» Stored items
====================
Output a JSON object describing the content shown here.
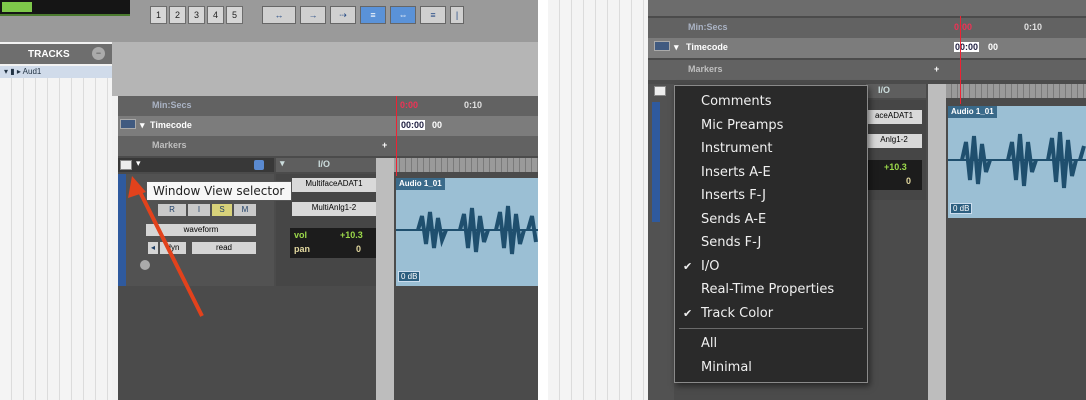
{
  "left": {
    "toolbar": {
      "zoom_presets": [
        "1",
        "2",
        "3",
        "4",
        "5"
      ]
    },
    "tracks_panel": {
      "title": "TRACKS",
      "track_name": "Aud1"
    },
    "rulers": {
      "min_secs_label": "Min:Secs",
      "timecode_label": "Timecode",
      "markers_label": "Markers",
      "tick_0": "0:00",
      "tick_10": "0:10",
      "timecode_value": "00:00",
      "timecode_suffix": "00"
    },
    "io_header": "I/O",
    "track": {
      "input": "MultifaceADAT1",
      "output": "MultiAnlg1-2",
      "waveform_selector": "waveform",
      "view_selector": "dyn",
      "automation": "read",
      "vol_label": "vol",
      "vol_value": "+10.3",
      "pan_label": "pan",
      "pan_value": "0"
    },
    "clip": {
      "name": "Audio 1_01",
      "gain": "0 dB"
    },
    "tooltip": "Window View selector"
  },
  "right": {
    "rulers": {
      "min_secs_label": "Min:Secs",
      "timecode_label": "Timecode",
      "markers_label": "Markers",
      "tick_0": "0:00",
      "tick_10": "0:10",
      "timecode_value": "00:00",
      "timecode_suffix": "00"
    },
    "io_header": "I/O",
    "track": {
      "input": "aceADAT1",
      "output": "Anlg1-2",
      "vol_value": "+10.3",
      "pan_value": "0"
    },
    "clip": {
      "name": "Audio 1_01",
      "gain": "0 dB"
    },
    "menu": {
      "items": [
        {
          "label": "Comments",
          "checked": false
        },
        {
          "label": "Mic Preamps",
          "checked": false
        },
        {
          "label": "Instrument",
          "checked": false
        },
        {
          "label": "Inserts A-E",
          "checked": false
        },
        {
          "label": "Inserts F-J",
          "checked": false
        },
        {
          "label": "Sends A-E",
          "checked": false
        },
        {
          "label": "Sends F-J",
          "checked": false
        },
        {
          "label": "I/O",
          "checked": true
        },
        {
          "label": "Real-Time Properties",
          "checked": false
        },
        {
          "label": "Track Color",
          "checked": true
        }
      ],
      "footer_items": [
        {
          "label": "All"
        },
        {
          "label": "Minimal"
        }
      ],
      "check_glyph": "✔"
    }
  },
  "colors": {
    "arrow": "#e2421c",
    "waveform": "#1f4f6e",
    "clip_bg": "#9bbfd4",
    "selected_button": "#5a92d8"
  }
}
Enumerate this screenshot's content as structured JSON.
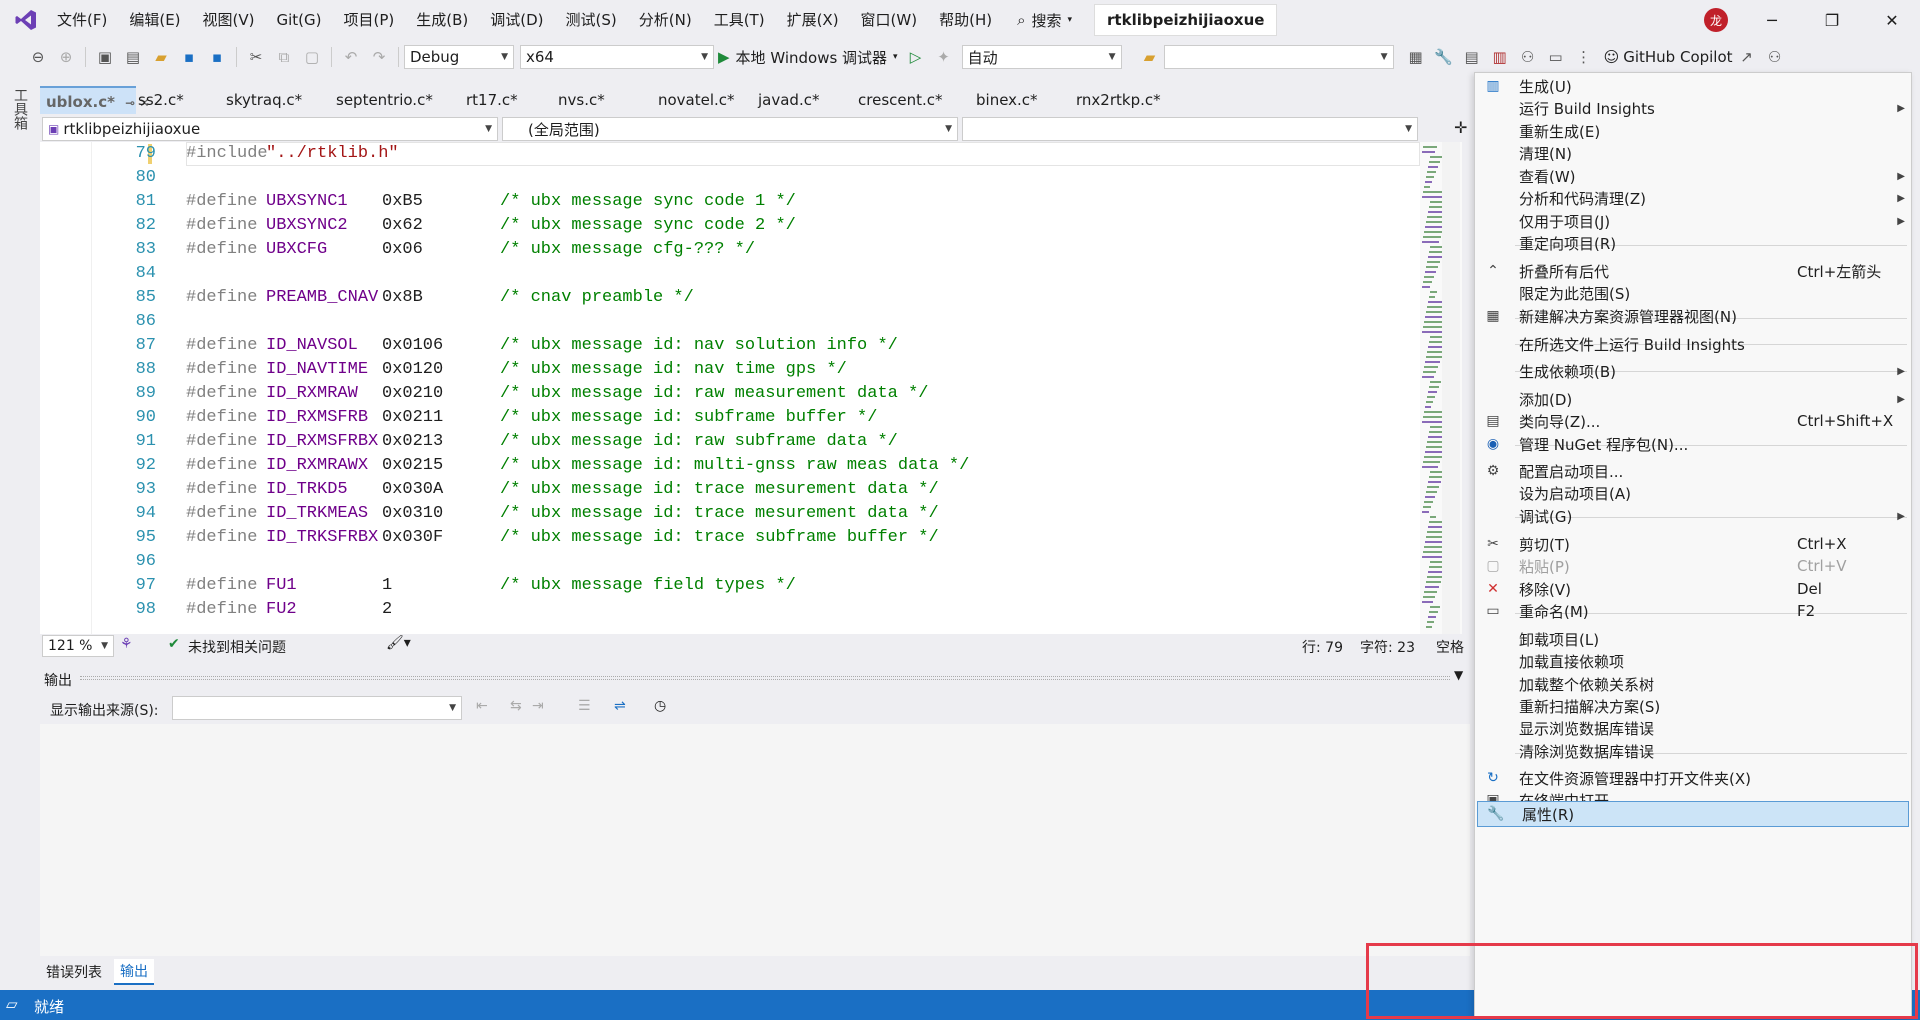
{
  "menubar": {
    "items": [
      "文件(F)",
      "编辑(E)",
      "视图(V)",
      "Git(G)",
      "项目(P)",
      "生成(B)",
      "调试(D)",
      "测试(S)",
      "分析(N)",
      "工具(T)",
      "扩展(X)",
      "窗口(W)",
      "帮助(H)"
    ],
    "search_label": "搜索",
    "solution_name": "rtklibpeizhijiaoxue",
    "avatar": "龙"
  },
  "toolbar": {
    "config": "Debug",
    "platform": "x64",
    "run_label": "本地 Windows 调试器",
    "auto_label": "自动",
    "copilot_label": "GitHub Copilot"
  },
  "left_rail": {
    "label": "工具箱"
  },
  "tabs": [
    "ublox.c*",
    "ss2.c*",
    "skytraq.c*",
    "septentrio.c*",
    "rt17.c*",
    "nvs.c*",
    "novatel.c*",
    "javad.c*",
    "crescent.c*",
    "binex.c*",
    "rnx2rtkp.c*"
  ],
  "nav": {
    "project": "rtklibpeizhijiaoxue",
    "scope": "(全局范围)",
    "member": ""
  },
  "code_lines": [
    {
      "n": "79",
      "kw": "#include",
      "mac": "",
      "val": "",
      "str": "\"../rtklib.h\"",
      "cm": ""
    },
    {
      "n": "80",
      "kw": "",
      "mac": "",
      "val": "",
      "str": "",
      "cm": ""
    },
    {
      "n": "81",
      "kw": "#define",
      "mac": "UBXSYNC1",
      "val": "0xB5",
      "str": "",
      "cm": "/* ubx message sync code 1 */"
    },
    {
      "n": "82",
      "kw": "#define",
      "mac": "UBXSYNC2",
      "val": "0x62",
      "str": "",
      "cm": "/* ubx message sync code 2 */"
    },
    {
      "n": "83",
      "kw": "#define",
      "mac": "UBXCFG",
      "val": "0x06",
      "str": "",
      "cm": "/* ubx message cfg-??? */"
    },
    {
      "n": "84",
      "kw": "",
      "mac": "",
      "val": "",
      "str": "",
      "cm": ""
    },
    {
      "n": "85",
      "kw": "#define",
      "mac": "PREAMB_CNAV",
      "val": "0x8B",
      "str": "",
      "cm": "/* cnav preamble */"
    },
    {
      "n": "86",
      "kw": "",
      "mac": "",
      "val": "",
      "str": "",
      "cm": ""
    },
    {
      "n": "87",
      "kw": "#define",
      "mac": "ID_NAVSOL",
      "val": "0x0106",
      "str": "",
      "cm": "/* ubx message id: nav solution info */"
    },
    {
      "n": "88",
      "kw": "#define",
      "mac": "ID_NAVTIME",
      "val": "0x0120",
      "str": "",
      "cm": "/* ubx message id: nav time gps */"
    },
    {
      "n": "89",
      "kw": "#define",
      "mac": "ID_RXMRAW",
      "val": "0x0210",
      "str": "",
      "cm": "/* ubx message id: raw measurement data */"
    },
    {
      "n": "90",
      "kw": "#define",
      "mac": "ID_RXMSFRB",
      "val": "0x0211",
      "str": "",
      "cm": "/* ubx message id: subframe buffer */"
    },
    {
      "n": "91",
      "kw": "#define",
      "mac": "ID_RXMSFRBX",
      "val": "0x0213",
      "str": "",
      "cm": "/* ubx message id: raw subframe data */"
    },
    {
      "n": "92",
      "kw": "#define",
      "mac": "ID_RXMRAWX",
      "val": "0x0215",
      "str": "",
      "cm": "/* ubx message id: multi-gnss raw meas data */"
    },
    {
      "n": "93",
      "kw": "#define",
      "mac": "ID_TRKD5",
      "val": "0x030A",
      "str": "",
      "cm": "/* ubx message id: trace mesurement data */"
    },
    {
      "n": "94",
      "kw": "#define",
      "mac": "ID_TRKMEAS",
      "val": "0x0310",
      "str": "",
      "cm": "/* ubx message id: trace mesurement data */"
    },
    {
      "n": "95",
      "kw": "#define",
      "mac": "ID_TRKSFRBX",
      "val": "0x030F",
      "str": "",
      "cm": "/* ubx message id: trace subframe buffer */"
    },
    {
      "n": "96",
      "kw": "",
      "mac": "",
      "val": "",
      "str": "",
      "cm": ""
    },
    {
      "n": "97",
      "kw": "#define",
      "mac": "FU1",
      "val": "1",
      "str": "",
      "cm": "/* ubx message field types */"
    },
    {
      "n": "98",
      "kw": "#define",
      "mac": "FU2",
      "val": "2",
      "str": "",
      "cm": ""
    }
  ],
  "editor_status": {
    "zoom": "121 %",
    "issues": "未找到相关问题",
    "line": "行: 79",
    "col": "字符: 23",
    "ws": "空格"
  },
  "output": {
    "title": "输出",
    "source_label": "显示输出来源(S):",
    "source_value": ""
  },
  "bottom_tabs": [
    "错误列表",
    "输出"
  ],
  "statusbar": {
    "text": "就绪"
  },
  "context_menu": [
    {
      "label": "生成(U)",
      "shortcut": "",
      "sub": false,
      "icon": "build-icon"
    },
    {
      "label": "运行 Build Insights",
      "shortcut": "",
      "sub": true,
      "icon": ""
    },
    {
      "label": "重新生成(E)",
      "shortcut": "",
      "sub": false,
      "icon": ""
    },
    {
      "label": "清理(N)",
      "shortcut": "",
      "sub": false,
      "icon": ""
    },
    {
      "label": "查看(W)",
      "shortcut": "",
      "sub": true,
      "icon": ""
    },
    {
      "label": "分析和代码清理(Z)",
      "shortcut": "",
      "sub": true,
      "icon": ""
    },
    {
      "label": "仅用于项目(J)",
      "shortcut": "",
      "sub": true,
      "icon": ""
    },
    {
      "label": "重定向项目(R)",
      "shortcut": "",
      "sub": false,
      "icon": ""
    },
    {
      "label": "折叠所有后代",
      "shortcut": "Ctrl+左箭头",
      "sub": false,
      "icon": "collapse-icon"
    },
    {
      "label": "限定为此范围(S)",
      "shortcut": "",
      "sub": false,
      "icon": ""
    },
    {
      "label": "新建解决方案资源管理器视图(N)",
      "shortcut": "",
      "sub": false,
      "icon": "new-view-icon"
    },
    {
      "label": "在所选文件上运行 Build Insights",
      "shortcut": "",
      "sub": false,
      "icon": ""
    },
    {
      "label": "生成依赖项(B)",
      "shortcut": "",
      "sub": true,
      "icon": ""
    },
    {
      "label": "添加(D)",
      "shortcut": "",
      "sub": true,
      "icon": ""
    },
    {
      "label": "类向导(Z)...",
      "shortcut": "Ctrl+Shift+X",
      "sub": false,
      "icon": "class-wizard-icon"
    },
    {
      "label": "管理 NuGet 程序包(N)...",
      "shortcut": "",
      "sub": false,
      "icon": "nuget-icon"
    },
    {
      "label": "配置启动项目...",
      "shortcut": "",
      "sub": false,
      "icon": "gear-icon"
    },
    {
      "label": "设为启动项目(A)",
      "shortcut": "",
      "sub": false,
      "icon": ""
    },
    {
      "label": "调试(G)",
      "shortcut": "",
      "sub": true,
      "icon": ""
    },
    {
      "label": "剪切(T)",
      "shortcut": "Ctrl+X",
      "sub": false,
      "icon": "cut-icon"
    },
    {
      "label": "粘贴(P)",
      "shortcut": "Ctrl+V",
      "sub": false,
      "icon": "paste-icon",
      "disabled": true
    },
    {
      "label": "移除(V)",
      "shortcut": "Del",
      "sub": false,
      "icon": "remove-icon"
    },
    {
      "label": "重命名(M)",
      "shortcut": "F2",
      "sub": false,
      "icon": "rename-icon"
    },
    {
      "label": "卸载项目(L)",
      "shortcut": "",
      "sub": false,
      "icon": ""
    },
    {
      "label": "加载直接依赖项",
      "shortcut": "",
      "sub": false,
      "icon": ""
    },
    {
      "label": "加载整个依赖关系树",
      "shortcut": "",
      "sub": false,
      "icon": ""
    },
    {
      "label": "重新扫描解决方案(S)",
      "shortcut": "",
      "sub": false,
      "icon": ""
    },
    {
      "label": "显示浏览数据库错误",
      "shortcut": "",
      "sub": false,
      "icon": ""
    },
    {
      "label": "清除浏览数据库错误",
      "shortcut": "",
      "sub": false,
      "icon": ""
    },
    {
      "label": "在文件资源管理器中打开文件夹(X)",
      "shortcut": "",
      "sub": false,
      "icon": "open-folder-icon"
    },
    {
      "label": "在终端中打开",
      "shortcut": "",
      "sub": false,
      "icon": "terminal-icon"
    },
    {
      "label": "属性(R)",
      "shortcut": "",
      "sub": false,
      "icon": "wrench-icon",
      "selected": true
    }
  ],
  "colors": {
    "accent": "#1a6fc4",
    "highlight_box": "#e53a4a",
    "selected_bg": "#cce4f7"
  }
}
====================
» Problem requirements
Pick out every line above that contains the word "Insights" and copy it.

» Result of this exercise
      "label": "运行 Build Insights",
      "label": "在所选文件上运行 Build Insights",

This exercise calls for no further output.